[START Records to process]

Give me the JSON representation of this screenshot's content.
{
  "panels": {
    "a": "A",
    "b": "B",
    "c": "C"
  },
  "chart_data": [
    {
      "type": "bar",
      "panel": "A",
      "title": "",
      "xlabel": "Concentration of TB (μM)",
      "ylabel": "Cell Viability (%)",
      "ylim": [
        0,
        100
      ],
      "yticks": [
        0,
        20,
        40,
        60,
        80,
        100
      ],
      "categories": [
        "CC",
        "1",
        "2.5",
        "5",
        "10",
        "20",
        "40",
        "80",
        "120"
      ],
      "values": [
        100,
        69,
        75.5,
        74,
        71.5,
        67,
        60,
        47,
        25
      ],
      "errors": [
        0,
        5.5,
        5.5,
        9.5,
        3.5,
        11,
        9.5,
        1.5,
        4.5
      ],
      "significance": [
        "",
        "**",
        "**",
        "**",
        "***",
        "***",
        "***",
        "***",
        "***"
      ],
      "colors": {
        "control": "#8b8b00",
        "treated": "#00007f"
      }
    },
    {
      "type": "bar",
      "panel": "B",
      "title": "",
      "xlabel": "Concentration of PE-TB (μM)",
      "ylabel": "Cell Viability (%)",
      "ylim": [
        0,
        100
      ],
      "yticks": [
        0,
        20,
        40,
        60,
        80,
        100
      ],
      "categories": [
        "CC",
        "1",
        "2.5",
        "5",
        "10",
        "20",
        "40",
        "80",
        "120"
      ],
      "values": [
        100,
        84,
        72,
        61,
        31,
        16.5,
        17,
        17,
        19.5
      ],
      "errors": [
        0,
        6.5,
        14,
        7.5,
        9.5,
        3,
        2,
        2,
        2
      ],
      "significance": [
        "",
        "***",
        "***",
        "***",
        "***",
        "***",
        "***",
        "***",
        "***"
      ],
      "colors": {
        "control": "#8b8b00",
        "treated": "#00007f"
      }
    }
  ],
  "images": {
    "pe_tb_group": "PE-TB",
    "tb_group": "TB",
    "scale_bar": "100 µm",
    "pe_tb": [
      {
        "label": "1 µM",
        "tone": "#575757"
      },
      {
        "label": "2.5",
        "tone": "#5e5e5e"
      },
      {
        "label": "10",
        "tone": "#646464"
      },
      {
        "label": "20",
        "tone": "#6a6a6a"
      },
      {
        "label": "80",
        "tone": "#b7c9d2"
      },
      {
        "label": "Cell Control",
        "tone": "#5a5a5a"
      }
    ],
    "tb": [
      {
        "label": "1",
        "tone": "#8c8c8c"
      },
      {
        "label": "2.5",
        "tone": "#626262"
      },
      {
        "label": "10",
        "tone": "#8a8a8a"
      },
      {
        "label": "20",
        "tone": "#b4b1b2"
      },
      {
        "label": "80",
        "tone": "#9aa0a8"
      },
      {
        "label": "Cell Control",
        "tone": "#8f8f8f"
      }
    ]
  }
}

[END Records to process]

[What is expected]: Each of the records should be retyped exactly.

[Answer to this problem]:
Give me the JSON representation of this screenshot's content.
{
  "panels": {
    "a": "A",
    "b": "B",
    "c": "C"
  },
  "chart_data": [
    {
      "type": "bar",
      "panel": "A",
      "title": "",
      "xlabel": "Concentration of TB (μM)",
      "ylabel": "Cell Viability (%)",
      "ylim": [
        0,
        100
      ],
      "yticks": [
        0,
        20,
        40,
        60,
        80,
        100
      ],
      "categories": [
        "CC",
        "1",
        "2.5",
        "5",
        "10",
        "20",
        "40",
        "80",
        "120"
      ],
      "values": [
        100,
        69,
        75.5,
        74,
        71.5,
        67,
        60,
        47,
        25
      ],
      "errors": [
        0,
        5.5,
        5.5,
        9.5,
        3.5,
        11,
        9.5,
        1.5,
        4.5
      ],
      "significance": [
        "",
        "**",
        "**",
        "**",
        "***",
        "***",
        "***",
        "***",
        "***"
      ],
      "colors": {
        "control": "#8b8b00",
        "treated": "#00007f"
      }
    },
    {
      "type": "bar",
      "panel": "B",
      "title": "",
      "xlabel": "Concentration of PE-TB (μM)",
      "ylabel": "Cell Viability (%)",
      "ylim": [
        0,
        100
      ],
      "yticks": [
        0,
        20,
        40,
        60,
        80,
        100
      ],
      "categories": [
        "CC",
        "1",
        "2.5",
        "5",
        "10",
        "20",
        "40",
        "80",
        "120"
      ],
      "values": [
        100,
        84,
        72,
        61,
        31,
        16.5,
        17,
        17,
        19.5
      ],
      "errors": [
        0,
        6.5,
        14,
        7.5,
        9.5,
        3,
        2,
        2,
        2
      ],
      "significance": [
        "",
        "***",
        "***",
        "***",
        "***",
        "***",
        "***",
        "***",
        "***"
      ],
      "colors": {
        "control": "#8b8b00",
        "treated": "#00007f"
      }
    }
  ],
  "images": {
    "pe_tb_group": "PE-TB",
    "tb_group": "TB",
    "scale_bar": "100 µm",
    "pe_tb": [
      {
        "label": "1 µM",
        "tone": "#575757"
      },
      {
        "label": "2.5",
        "tone": "#5e5e5e"
      },
      {
        "label": "10",
        "tone": "#646464"
      },
      {
        "label": "20",
        "tone": "#6a6a6a"
      },
      {
        "label": "80",
        "tone": "#b7c9d2"
      },
      {
        "label": "Cell Control",
        "tone": "#5a5a5a"
      }
    ],
    "tb": [
      {
        "label": "1",
        "tone": "#8c8c8c"
      },
      {
        "label": "2.5",
        "tone": "#626262"
      },
      {
        "label": "10",
        "tone": "#8a8a8a"
      },
      {
        "label": "20",
        "tone": "#b4b1b2"
      },
      {
        "label": "80",
        "tone": "#9aa0a8"
      },
      {
        "label": "Cell Control",
        "tone": "#8f8f8f"
      }
    ]
  }
}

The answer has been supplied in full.